Recorded data:
+++

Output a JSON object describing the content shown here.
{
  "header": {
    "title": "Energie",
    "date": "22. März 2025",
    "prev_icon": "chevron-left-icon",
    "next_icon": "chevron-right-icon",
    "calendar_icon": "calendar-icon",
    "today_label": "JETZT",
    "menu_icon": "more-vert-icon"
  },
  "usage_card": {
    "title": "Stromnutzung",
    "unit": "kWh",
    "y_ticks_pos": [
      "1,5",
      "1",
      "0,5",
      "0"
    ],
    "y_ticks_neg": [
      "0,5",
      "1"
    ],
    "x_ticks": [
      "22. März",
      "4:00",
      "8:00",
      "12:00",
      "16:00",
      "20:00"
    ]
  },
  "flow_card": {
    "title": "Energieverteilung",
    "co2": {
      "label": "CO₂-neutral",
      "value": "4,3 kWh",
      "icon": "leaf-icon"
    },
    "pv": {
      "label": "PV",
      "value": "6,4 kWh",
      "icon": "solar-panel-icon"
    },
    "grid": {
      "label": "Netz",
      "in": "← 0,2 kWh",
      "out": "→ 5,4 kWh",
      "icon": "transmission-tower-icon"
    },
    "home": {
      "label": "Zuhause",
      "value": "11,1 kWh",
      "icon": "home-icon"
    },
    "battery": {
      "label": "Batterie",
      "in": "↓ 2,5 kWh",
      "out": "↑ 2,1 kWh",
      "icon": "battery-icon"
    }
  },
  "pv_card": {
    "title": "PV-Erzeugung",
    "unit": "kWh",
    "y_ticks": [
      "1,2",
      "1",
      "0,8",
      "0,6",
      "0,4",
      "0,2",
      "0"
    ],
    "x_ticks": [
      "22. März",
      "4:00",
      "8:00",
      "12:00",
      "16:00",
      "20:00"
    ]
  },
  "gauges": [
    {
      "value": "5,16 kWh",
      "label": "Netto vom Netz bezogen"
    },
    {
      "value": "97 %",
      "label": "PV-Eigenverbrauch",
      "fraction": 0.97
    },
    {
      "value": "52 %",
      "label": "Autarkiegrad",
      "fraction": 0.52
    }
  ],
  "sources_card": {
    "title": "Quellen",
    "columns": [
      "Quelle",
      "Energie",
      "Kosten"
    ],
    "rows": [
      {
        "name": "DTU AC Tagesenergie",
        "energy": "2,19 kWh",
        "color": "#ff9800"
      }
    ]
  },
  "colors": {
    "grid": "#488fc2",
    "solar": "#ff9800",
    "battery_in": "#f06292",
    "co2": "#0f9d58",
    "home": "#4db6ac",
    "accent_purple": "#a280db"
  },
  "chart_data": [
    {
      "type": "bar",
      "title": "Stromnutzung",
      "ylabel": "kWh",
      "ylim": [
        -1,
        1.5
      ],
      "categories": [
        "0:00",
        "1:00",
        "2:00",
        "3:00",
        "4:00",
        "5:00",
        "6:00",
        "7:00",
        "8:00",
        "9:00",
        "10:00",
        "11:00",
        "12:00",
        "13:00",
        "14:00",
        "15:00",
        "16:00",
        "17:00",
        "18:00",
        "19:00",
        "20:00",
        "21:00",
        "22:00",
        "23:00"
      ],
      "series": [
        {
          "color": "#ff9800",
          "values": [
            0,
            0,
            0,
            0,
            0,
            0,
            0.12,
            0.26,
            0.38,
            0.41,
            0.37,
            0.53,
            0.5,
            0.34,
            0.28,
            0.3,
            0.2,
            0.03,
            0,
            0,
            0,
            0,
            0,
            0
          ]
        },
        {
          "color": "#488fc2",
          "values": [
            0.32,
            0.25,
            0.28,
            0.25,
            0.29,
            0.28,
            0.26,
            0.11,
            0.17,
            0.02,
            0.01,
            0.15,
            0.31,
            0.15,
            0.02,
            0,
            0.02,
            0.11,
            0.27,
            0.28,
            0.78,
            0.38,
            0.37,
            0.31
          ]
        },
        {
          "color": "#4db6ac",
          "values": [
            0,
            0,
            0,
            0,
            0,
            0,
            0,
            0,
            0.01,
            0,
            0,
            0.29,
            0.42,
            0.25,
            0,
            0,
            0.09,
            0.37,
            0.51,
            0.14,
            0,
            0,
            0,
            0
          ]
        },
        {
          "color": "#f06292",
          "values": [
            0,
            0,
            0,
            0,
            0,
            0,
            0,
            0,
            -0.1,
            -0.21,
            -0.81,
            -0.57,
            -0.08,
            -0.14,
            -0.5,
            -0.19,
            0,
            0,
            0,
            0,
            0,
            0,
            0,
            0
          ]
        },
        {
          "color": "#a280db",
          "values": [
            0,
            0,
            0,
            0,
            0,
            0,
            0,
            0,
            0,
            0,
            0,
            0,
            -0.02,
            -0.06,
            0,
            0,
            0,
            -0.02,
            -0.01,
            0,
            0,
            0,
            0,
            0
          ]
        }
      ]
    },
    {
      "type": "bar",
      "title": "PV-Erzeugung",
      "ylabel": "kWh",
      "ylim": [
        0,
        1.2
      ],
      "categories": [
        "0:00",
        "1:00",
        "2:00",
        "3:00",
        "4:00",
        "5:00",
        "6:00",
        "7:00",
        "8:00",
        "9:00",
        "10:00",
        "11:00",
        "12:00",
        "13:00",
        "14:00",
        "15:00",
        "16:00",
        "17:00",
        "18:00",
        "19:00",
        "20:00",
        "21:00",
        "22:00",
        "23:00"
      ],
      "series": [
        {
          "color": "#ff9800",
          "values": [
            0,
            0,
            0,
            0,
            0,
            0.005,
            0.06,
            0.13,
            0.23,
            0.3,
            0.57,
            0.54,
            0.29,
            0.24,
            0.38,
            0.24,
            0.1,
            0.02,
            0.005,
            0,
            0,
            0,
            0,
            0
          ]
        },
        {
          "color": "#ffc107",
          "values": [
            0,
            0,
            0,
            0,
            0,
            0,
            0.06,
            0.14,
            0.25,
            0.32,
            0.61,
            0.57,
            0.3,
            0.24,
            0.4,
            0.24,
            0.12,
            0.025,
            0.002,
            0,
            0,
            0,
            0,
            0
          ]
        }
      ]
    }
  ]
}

+++

- **DIRECTION**
Each line in the material either holds the string "chevron" or does not. State how many do, and nothing else.

- **FULL ANSWER**
2